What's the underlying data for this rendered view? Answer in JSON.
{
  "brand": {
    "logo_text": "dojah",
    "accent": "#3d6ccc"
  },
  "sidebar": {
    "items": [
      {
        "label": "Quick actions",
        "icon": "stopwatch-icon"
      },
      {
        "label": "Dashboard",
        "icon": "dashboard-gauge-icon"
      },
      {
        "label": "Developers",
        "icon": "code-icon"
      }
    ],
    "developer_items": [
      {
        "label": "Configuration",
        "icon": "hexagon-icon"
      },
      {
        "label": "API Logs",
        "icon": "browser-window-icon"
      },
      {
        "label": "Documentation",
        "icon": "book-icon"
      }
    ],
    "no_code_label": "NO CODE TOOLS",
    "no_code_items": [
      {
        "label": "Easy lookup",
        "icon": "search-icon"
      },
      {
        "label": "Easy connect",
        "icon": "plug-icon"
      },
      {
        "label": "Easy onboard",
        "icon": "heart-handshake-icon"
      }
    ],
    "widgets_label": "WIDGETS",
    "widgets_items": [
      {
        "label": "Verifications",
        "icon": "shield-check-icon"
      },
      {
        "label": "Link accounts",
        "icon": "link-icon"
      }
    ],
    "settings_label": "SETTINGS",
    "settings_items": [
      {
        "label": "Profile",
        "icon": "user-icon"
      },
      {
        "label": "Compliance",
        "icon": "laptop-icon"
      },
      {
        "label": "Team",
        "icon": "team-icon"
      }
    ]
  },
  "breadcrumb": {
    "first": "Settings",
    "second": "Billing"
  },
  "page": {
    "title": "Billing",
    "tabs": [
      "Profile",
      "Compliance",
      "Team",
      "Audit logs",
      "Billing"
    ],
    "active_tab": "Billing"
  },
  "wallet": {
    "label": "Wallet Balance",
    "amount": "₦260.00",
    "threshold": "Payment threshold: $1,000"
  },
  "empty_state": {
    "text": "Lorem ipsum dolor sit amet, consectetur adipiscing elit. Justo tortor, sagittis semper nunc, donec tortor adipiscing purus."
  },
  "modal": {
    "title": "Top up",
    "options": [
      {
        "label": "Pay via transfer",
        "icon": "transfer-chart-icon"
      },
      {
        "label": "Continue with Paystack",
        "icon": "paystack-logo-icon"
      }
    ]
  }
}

::::

▶ Short exercise: Repeat every line of the material exactly as given.

▶ Output below:
What's the underlying data for this rendered view? Answer in JSON.
{
  "brand": {
    "logo_text": "dojah",
    "accent": "#3d6ccc"
  },
  "sidebar": {
    "items": [
      {
        "label": "Quick actions",
        "icon": "stopwatch-icon"
      },
      {
        "label": "Dashboard",
        "icon": "dashboard-gauge-icon"
      },
      {
        "label": "Developers",
        "icon": "code-icon"
      }
    ],
    "developer_items": [
      {
        "label": "Configuration",
        "icon": "hexagon-icon"
      },
      {
        "label": "API Logs",
        "icon": "browser-window-icon"
      },
      {
        "label": "Documentation",
        "icon": "book-icon"
      }
    ],
    "no_code_label": "NO CODE TOOLS",
    "no_code_items": [
      {
        "label": "Easy lookup",
        "icon": "search-icon"
      },
      {
        "label": "Easy connect",
        "icon": "plug-icon"
      },
      {
        "label": "Easy onboard",
        "icon": "heart-handshake-icon"
      }
    ],
    "widgets_label": "WIDGETS",
    "widgets_items": [
      {
        "label": "Verifications",
        "icon": "shield-check-icon"
      },
      {
        "label": "Link accounts",
        "icon": "link-icon"
      }
    ],
    "settings_label": "SETTINGS",
    "settings_items": [
      {
        "label": "Profile",
        "icon": "user-icon"
      },
      {
        "label": "Compliance",
        "icon": "laptop-icon"
      },
      {
        "label": "Team",
        "icon": "team-icon"
      }
    ]
  },
  "breadcrumb": {
    "first": "Settings",
    "second": "Billing"
  },
  "page": {
    "title": "Billing",
    "tabs": [
      "Profile",
      "Compliance",
      "Team",
      "Audit logs",
      "Billing"
    ],
    "active_tab": "Billing"
  },
  "wallet": {
    "label": "Wallet Balance",
    "amount": "₦260.00",
    "threshold": "Payment threshold: $1,000"
  },
  "empty_state": {
    "text": "Lorem ipsum dolor sit amet, consectetur adipiscing elit. Justo tortor, sagittis semper nunc, donec tortor adipiscing purus."
  },
  "modal": {
    "title": "Top up",
    "options": [
      {
        "label": "Pay via transfer",
        "icon": "transfer-chart-icon"
      },
      {
        "label": "Continue with Paystack",
        "icon": "paystack-logo-icon"
      }
    ]
  }
}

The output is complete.